To be done
Take each line that has the word "proteïna" and return it.

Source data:
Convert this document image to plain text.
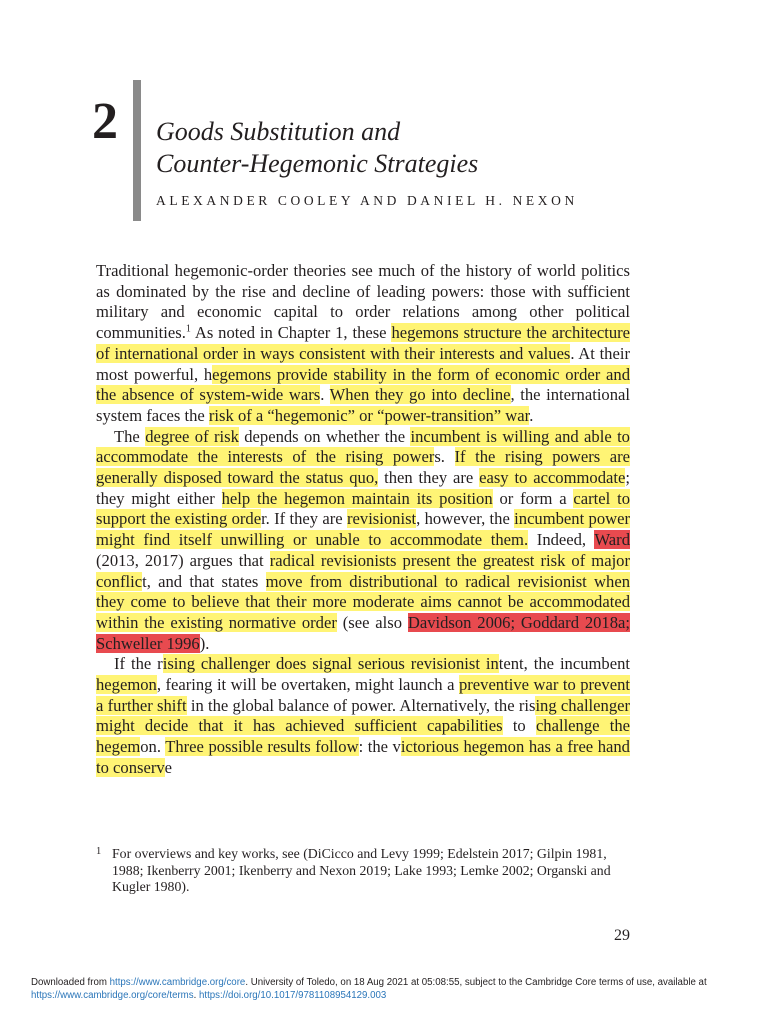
2 Goods Substitution and
Counter-Hegemonic Strategies
ALEXANDER COOLEY AND DANIEL H. NEXON

Traditional hegemonic-order theories see much of the history of world politics as dominated by the rise and decline of leading powers: those with sufficient military and economic capital to order relations among other political communities.$^1$ As noted in Chapter 1, these hegemons structure the architecture of international order in ways consistent with their interests and values. At their most powerful, hegemons provide stability in the form of economic order and the absence of system-wide wars. When they go into decline, the international system faces the risk of a “hegemonic” or “power-transition” war.

The degree of risk depends on whether the incumbent is willing and able to accommodate the interests of the rising powers. If the rising powers are generally disposed toward the status quo, then they are easy to accommodate; they might either help the hegemon maintain its position or form a cartel to support the existing order. If they are revisionist, however, the incumbent power might find itself unwilling or unable to accommodate them. Indeed, Ward (2013, 2017) argues that radical revisionists present the greatest risk of major conflict, and that states move from distributional to radical revisionist when they come to believe that their more moderate aims cannot be accommodated within the existing normative order (see also Davidson 2006; Goddard 2018a; Schweller 1996).

If the rising challenger does signal serious revisionist intent, the incumbent hegemon, fearing it will be overtaken, might launch a preventive war to prevent a further shift in the global balance of power. Alternatively, the rising challenger might decide that it has achieved sufficient capabilities to challenge the hegemon. Three possible results follow: the victorious hegemon has a free hand to conserve

1 For overviews and key works, see (DiCicco and Levy 1999; Edelstein 2017; Gilpin 1981, 1988; Ikenberry 2001; Ikenberry and Nexon 2019; Lake 1993; Lemke 2002; Organski and Kugler 1980).
29
Downloaded from https://www.cambridge.org/core. University of Toledo, on 18 Aug 2021 at 05:08:55, subject to the Cambridge Core terms of use, available at https://www.cambridge.org/core/terms. https://doi.org/10.1017/9781108954129.003
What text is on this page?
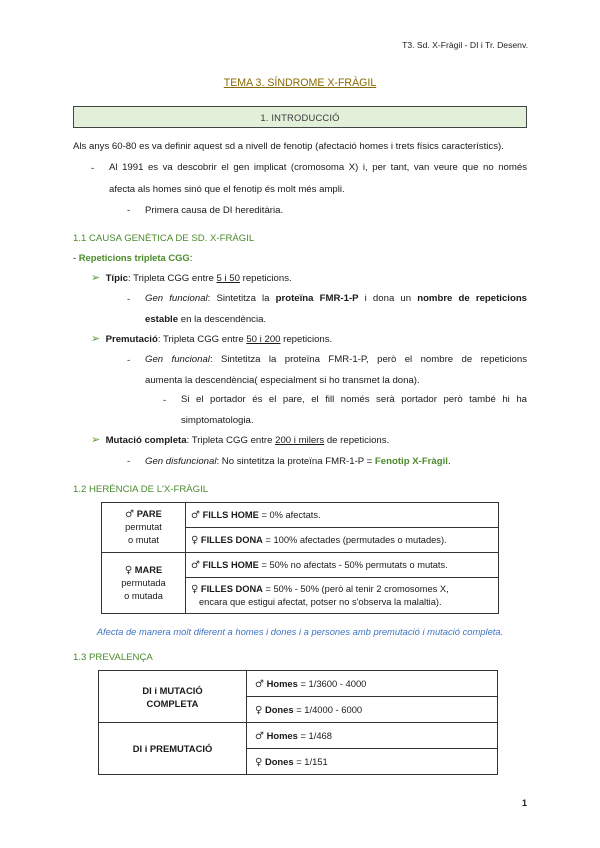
T3. Sd. X-Fràgil - DI i Tr. Desenv.
TEMA 3. SÍNDROME X-FRÀGIL
1. INTRODUCCIÓ
Als anys 60-80 es va definir aquest sd a nivell de fenotip (afectació homes i trets físics característics).
- Al 1991 es va descobrir el gen implicat (cromosoma X) i, per tant, van veure que no només
afecta als homes sinó que el fenotip és molt més ampli.
- Primera causa de DI hereditària.
1.1 CAUSA GENÈTICA DE SD. X-FRÀGIL
- Repeticions tripleta CGG:
➢ Típic: Tripleta CGG entre 5 i 50 repeticions.
- Gen funcional: Sintetitza la proteïna FMR-1-P i dona un nombre de repeticions
estable en la descendència.
➢ Premutació: Tripleta CGG entre 50 i 200 repeticions.
- Gen funcional: Sintetitza la proteïna FMR-1-P, però el nombre de repeticions
aumenta la descendència( especialment si ho transmet la dona).
- Si el portador és el pare, el fill només serà portador però també hi ha
simptomatologia.
➢ Mutació completa: Tripleta CGG entre 200 i milers de repeticions.
- Gen disfuncional: No sintetitza la proteïna FMR-1-P = Fenotip X-Fràgil.
1.2 HERÈNCIA DE L'X-FRÀGIL
♂ PARE
permutat
o mutat	♂ FILLS HOME = 0% afectats.
	♀ FILLES DONA = 100% afectades (permutades o mutades).

♀ MARE
permutada
o mutada	♂ FILLS HOME = 50% no afectats - 50% permutats o mutats.

	♀ FILLES DONA = 50% - 50% (però al tenir 2 cromosomes X,
encara que estigui afectat, potser no s'observa la malaltia).
Afecta de manera molt diferent a homes i dones i a persones amb premutació i mutació completa.
1.3 PREVALENÇA
DI i MUTACIÓ
COMPLETA	♂ Homes = 1/3600 - 4000
	♀ Dones = 1/4000 - 6000

DI i PREMUTACIÓ	♂ Homes = 1/468
	♀ Dones = 1/151
1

Solution for this task
- Gen funcional: Sintetitza la proteïna FMR-1-P i dona un nombre de repeticions
- Gen funcional: Sintetitza la proteïna FMR-1-P, però el nombre de repeticions
- Gen disfuncional: No sintetitza la proteïna FMR-1-P = Fenotip X-Fràgil.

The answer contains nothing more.